▶ [Short exercise]: Reproduce word for word the part of the data below that opens with the line containing "field-cell-active[interactable]: Address1 (370, 282, 431, 293)" and closes with the line containing "field-list-tblemployee[interactable]: tblEmployee EmployeeID", including both of those lines.

>> Begin Input data

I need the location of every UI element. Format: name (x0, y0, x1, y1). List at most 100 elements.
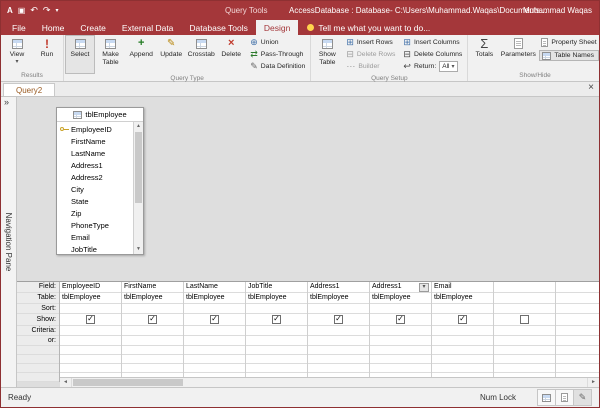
field-cell-active[interactable]: Address1 (370, 282, 431, 293)
field-item-firstname[interactable]: FirstName (57, 135, 133, 147)
field-list-tblemployee[interactable]: tblEmployee EmployeeID FirstName LastNam… (56, 107, 144, 255)
field-list-title[interactable]: tblEmployee (57, 108, 143, 122)
field-item-address1[interactable]: Address1 (57, 159, 133, 171)
property-sheet-button[interactable]: Property Sheet (539, 38, 598, 47)
sql-view-button[interactable] (555, 389, 574, 406)
scroll-up-icon[interactable] (134, 122, 143, 131)
field-item-city[interactable]: City (57, 183, 133, 195)
field-list-scrollbar[interactable] (133, 122, 143, 254)
field-item-jobtitle[interactable]: JobTitle (57, 243, 133, 254)
scrollbar-thumb[interactable] (73, 379, 183, 386)
or-cell[interactable] (308, 336, 369, 346)
grid-horizontal-scrollbar[interactable] (60, 377, 599, 387)
delete-query-button[interactable]: Delete (216, 35, 246, 74)
show-checkbox[interactable] (148, 315, 157, 324)
field-item-state[interactable]: State (57, 195, 133, 207)
or-cell[interactable] (246, 336, 307, 346)
field-dropdown-button[interactable] (419, 283, 429, 292)
union-button[interactable]: Union (248, 38, 307, 47)
show-checkbox[interactable] (210, 315, 219, 324)
field-item-address2[interactable]: Address2 (57, 171, 133, 183)
sort-cell[interactable] (122, 304, 183, 314)
design-view-button[interactable] (573, 389, 592, 406)
undo-icon[interactable] (30, 6, 38, 15)
qat-dropdown-icon[interactable] (55, 8, 58, 14)
criteria-cell[interactable] (432, 326, 493, 336)
field-item-employeeid[interactable]: EmployeeID (57, 123, 133, 135)
save-icon[interactable] (18, 7, 26, 15)
table-cell[interactable]: tblEmployee (60, 293, 121, 304)
sort-cell[interactable] (184, 304, 245, 314)
show-checkbox[interactable] (520, 315, 529, 324)
show-checkbox[interactable] (396, 315, 405, 324)
scroll-right-icon[interactable] (587, 378, 599, 387)
tab-create[interactable]: Create (72, 20, 114, 35)
field-item-lastname[interactable]: LastName (57, 147, 133, 159)
criteria-cell[interactable] (246, 326, 307, 336)
redo-icon[interactable] (43, 6, 51, 15)
or-cell[interactable] (370, 336, 431, 346)
criteria-cell[interactable] (184, 326, 245, 336)
sort-cell[interactable] (246, 304, 307, 314)
pass-through-button[interactable]: Pass-Through (248, 50, 307, 59)
scroll-down-icon[interactable] (134, 245, 143, 254)
make-table-button[interactable]: Make Table (95, 35, 126, 74)
document-tab-query2[interactable]: Query2 (3, 83, 55, 96)
table-cell[interactable]: tblEmployee (432, 293, 493, 304)
sort-cell[interactable] (308, 304, 369, 314)
tab-file[interactable]: File (4, 20, 34, 35)
sort-cell[interactable] (432, 304, 493, 314)
field-item-phonetype[interactable]: PhoneType (57, 219, 133, 231)
show-cell[interactable] (184, 314, 245, 326)
field-cell[interactable]: Address1 (308, 282, 369, 293)
field-cell[interactable]: Email (432, 282, 493, 293)
show-checkbox[interactable] (272, 315, 281, 324)
criteria-cell[interactable] (60, 326, 121, 336)
tell-me-box[interactable]: Tell me what you want to do... (298, 20, 439, 35)
or-cell[interactable] (122, 336, 183, 346)
sort-cell[interactable] (60, 304, 121, 314)
field-cell[interactable]: FirstName (122, 282, 183, 293)
table-cell[interactable]: tblEmployee (184, 293, 245, 304)
criteria-cell[interactable] (370, 326, 431, 336)
table-cell[interactable]: tblEmployee (308, 293, 369, 304)
sort-cell[interactable] (370, 304, 431, 314)
scrollbar-thumb[interactable] (135, 132, 142, 203)
tab-design[interactable]: Design (256, 20, 298, 35)
return-select[interactable]: All (439, 61, 457, 72)
navigation-pane-collapsed[interactable]: Navigation Pane (1, 97, 17, 387)
account-user-name[interactable]: Muhammad Waqas (523, 1, 592, 20)
field-cell[interactable] (494, 282, 555, 293)
table-cell[interactable]: tblEmployee (246, 293, 307, 304)
insert-rows-button[interactable]: Insert Rows (344, 38, 397, 47)
append-button[interactable]: Append (126, 35, 156, 74)
show-table-button[interactable]: Show Table (312, 35, 342, 74)
field-item-zip[interactable]: Zip (57, 207, 133, 219)
update-button[interactable]: Update (156, 35, 186, 74)
expand-nav-pane-icon[interactable] (4, 98, 9, 107)
table-names-button[interactable]: Table Names (539, 50, 598, 61)
datasheet-view-button[interactable] (537, 389, 556, 406)
or-cell[interactable] (60, 336, 121, 346)
view-button[interactable]: View (2, 35, 32, 71)
show-checkbox[interactable] (334, 315, 343, 324)
tab-home[interactable]: Home (34, 20, 73, 35)
totals-button[interactable]: Totals (469, 35, 499, 71)
select-query-button[interactable]: Select (65, 35, 95, 74)
close-object-icon[interactable] (588, 83, 594, 93)
or-cell[interactable] (432, 336, 493, 346)
show-cell[interactable] (246, 314, 307, 326)
delete-columns-button[interactable]: Delete Columns (401, 50, 464, 59)
tab-database-tools[interactable]: Database Tools (181, 20, 255, 35)
show-checkbox[interactable] (458, 315, 467, 324)
scroll-left-icon[interactable] (60, 378, 72, 387)
table-cell[interactable]: tblEmployee (370, 293, 431, 304)
crosstab-button[interactable]: Crosstab (186, 35, 216, 74)
parameters-button[interactable]: Parameters (499, 35, 537, 71)
show-cell[interactable] (370, 314, 431, 326)
table-cell[interactable] (494, 293, 555, 304)
show-cell[interactable] (494, 314, 555, 326)
builder-button[interactable]: Builder (344, 62, 397, 71)
or-cell[interactable] (494, 336, 555, 346)
field-cell[interactable]: LastName (184, 282, 245, 293)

>> End Input data

▶ [Correct output]:
field-cell-active[interactable]: Address1 (370, 282, 431, 293)
field-item-firstname[interactable]: FirstName (57, 135, 133, 147)
field-list-tblemployee[interactable]: tblEmployee EmployeeID FirstName LastNam… (56, 107, 144, 255)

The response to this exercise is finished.